**Data provided:**
__________________________________________________

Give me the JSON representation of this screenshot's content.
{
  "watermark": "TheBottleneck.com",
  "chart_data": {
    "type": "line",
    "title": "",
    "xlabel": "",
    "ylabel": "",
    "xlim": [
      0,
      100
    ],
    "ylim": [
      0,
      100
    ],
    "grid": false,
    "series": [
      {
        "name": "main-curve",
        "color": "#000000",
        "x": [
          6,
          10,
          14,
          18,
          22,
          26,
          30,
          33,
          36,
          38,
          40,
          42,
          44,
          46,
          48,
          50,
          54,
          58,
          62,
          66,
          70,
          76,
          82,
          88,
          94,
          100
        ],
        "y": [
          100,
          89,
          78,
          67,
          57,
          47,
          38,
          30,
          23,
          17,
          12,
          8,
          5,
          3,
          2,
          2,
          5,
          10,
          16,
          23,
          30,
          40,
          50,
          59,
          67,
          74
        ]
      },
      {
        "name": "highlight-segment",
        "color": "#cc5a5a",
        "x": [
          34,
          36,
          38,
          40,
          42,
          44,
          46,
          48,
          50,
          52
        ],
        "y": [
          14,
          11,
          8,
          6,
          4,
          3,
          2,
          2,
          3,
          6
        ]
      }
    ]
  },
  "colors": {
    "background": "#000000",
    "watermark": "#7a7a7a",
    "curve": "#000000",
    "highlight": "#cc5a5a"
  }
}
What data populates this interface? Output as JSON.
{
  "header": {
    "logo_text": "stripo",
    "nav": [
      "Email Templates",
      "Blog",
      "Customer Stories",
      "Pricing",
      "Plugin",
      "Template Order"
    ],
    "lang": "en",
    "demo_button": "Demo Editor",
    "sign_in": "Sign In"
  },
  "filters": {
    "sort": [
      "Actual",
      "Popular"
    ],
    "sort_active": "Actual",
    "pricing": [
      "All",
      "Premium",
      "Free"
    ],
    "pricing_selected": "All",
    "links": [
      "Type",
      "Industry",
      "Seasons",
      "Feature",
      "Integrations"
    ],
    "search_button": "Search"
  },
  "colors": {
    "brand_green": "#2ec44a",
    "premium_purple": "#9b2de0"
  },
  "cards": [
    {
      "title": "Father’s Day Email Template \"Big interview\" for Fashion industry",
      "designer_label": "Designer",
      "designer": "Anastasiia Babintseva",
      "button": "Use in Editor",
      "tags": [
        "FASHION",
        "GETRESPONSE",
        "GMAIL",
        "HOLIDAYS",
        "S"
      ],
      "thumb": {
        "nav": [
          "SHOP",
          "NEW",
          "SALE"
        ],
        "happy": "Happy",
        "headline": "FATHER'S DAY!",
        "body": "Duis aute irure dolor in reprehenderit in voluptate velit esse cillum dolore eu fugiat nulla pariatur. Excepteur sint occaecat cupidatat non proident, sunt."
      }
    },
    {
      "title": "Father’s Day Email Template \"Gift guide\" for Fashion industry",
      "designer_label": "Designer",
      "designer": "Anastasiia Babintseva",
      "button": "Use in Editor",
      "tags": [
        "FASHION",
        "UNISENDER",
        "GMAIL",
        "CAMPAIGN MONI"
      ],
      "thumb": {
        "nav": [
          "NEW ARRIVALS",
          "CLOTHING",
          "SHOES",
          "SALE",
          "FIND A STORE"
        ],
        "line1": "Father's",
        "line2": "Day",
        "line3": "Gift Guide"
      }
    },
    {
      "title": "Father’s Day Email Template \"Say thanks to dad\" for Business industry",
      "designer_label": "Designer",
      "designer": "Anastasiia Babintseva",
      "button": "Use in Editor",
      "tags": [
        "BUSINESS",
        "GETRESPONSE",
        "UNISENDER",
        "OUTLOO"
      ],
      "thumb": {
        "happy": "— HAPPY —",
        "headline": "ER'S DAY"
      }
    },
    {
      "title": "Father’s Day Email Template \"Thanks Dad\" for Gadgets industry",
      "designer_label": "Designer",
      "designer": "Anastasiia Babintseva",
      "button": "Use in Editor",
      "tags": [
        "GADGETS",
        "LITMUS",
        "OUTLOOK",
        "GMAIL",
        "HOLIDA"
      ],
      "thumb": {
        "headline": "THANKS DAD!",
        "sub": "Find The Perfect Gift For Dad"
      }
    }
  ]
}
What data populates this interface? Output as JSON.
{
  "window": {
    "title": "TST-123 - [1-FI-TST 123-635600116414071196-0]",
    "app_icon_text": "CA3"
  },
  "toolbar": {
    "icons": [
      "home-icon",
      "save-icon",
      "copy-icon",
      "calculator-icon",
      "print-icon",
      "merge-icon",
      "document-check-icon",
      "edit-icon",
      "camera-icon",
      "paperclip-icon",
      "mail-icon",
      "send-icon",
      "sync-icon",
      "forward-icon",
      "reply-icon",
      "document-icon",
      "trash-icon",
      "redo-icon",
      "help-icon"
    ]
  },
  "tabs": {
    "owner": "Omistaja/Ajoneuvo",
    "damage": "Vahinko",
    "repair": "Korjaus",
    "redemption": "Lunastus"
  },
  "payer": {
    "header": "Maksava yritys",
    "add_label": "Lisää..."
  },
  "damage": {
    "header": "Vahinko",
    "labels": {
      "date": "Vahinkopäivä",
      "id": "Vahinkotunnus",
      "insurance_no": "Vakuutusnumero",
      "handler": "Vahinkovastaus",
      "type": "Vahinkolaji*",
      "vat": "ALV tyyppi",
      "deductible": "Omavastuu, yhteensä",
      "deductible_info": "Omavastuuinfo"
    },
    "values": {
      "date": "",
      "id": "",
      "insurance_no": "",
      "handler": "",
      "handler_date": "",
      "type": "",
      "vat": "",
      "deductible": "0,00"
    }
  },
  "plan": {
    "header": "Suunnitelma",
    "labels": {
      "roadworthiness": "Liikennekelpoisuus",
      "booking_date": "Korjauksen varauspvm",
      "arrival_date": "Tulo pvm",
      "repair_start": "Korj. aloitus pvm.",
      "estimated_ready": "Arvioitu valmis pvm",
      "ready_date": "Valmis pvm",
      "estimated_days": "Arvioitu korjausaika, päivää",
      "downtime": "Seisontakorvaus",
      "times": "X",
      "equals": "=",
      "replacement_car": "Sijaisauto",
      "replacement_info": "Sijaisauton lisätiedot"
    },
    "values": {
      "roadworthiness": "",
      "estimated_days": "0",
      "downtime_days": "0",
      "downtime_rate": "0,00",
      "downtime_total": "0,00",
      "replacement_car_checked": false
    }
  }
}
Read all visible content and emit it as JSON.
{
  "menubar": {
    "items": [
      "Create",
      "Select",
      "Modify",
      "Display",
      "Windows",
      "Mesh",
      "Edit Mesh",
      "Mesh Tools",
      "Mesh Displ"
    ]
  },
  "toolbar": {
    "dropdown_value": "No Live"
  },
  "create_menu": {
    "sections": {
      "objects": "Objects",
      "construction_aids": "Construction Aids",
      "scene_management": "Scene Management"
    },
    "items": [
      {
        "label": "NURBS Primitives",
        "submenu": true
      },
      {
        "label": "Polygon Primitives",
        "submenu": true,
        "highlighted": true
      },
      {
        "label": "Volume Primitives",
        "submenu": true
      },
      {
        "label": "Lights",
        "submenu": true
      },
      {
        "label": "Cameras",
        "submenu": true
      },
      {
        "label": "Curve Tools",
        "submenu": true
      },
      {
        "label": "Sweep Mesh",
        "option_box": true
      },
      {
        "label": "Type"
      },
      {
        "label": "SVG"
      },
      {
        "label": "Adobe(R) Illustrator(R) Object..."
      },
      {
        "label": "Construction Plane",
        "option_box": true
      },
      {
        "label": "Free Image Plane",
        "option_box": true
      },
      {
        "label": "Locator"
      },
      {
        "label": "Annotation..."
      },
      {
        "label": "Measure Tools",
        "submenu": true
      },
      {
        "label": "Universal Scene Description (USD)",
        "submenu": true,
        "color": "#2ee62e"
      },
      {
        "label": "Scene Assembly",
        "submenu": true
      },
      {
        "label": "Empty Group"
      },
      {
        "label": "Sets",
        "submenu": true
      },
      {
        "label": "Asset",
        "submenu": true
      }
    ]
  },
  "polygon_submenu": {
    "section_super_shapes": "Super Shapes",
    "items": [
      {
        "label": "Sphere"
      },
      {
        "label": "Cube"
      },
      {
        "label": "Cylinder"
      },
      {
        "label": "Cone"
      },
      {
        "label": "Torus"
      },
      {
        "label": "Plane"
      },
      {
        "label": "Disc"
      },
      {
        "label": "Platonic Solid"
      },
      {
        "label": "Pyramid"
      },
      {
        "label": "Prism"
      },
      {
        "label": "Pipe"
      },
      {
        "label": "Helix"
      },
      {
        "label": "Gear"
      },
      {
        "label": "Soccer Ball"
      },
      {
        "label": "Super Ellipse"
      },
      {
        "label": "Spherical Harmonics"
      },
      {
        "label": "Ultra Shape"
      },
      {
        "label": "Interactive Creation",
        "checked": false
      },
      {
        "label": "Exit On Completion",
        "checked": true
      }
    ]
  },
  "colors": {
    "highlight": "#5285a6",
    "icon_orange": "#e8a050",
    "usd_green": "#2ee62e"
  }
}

__________________________________________________

**Exercise details:** Report only the number of lines in the listing that contain the word "Mesh".

**Exercise answer:** 5